> Records for the exercise
※ ※ ※
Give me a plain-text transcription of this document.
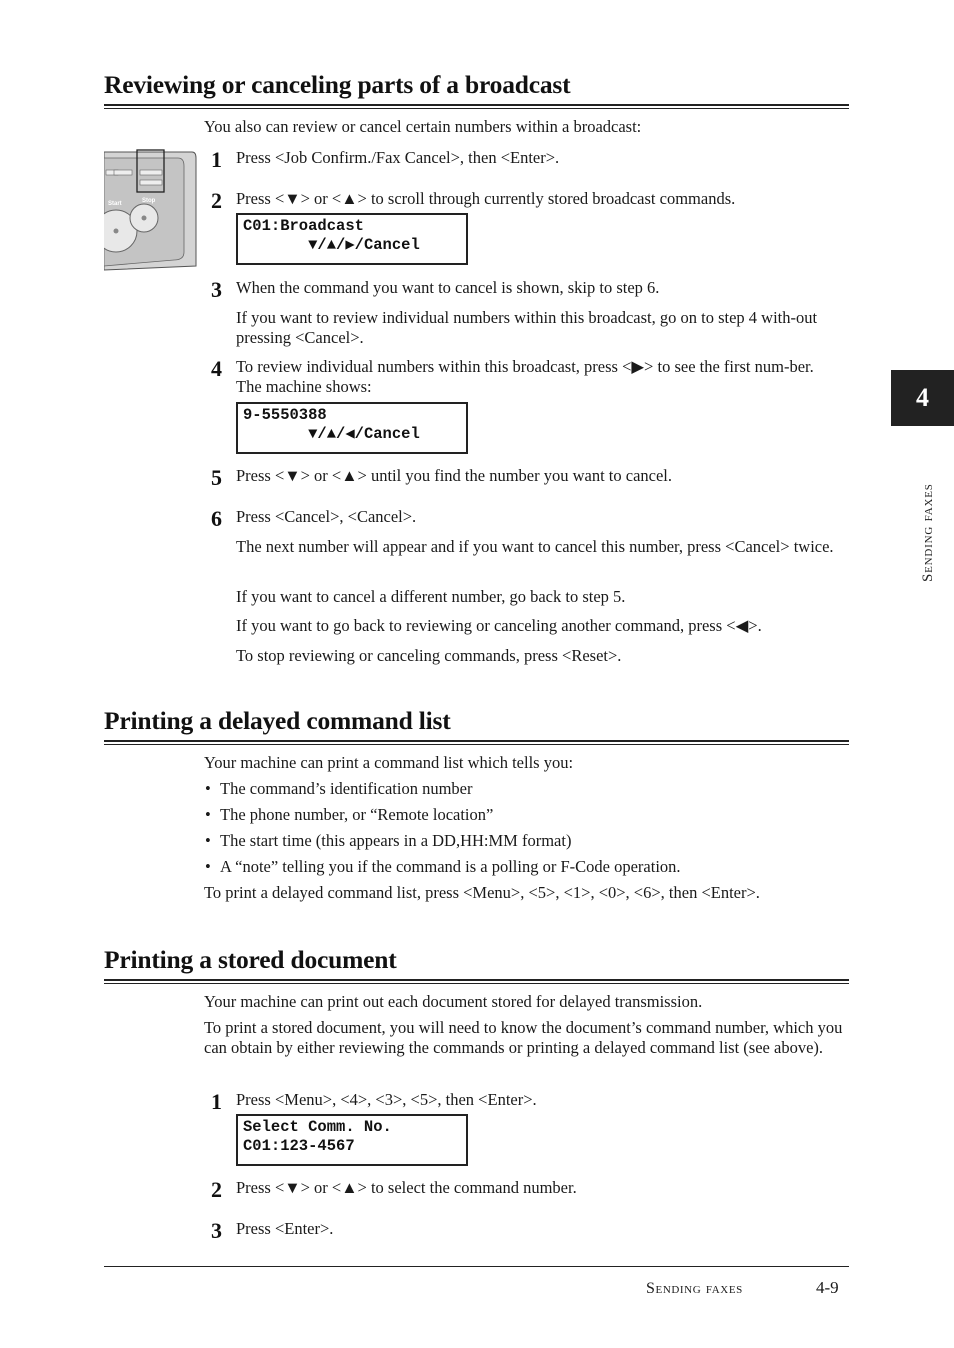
Reviewing or canceling parts of a broadcast
You also can review or cancel certain numbers within a broadcast:
Start	Stop
1 Press <Job Confirm./Fax Cancel>, then <Enter>.
2 Press <▼> or <▲> to scroll through currently stored broadcast commands.
C01:Broadcast
▼/▲/▶/Cancel
3 When the command you want to cancel is shown, skip to step 6.
If you want to review individual numbers within this broadcast, go on to step 4 with-out pressing <Cancel>.
4 To review individual numbers within this broadcast, press <▶> to see the first num-ber. The machine shows:
9-5550388
▼/▲/◀/Cancel
5 Press <▼> or <▲> until you find the number you want to cancel.
6 Press <Cancel>, <Cancel>.
The next number will appear and if you want to cancel this number, press <Cancel> twice.
If you want to cancel a different number, go back to step 5.
If you want to go back to reviewing or canceling another command, press <◀>.
To stop reviewing or canceling commands, press <Reset>.
Printing a delayed command list
Your machine can print a command list which tells you:
• The command’s identification number
• The phone number, or “Remote location”
• The start time (this appears in a DD,HH:MM format)
• A “note” telling you if the command is a polling or F-Code operation.
To print a delayed command list, press <Menu>, <5>, <1>, <0>, <6>, then <Enter>.
Printing a stored document
Your machine can print out each document stored for delayed transmission.
To print a stored document, you will need to know the document’s command number, which you can obtain by either reviewing the commands or printing a delayed command list (see above).
1 Press <Menu>, <4>, <3>, <5>, then <Enter>.
Select Comm. No.
C01:123-4567
2 Press <▼> or <▲> to select the command number.
3 Press <Enter>.
4
Sending faxes
Sending faxes	4-9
※ ※ ※
> Task requirements
Retype the listing exactly. Pictures do not belong in the copy.

> Output of the task
Give me a plain-text transcription of this document.
Reviewing or canceling parts of a broadcast
You also can review or cancel certain numbers within a broadcast:
Start	Stop
1 Press <Job Confirm./Fax Cancel>, then <Enter>.
2 Press <▼> or <▲> to scroll through currently stored broadcast commands.
C01:Broadcast
▼/▲/▶/Cancel
3 When the command you want to cancel is shown, skip to step 6.
If you want to review individual numbers within this broadcast, go on to step 4 with-out pressing <Cancel>.
4 To review individual numbers within this broadcast, press <▶> to see the first num-ber. The machine shows:
9-5550388
▼/▲/◀/Cancel
5 Press <▼> or <▲> until you find the number you want to cancel.
6 Press <Cancel>, <Cancel>.
The next number will appear and if you want to cancel this number, press <Cancel> twice.
If you want to cancel a different number, go back to step 5.
If you want to go back to reviewing or canceling another command, press <◀>.
To stop reviewing or canceling commands, press <Reset>.
Printing a delayed command list
Your machine can print a command list which tells you:
• The command’s identification number
• The phone number, or “Remote location”
• The start time (this appears in a DD,HH:MM format)
• A “note” telling you if the command is a polling or F-Code operation.
To print a delayed command list, press <Menu>, <5>, <1>, <0>, <6>, then <Enter>.
Printing a stored document
Your machine can print out each document stored for delayed transmission.
To print a stored document, you will need to know the document’s command number, which you can obtain by either reviewing the commands or printing a delayed command list (see above).
1 Press <Menu>, <4>, <3>, <5>, then <Enter>.
Select Comm. No.
C01:123-4567
2 Press <▼> or <▲> to select the command number.
3 Press <Enter>.
4
Sending faxes
Sending faxes	4-9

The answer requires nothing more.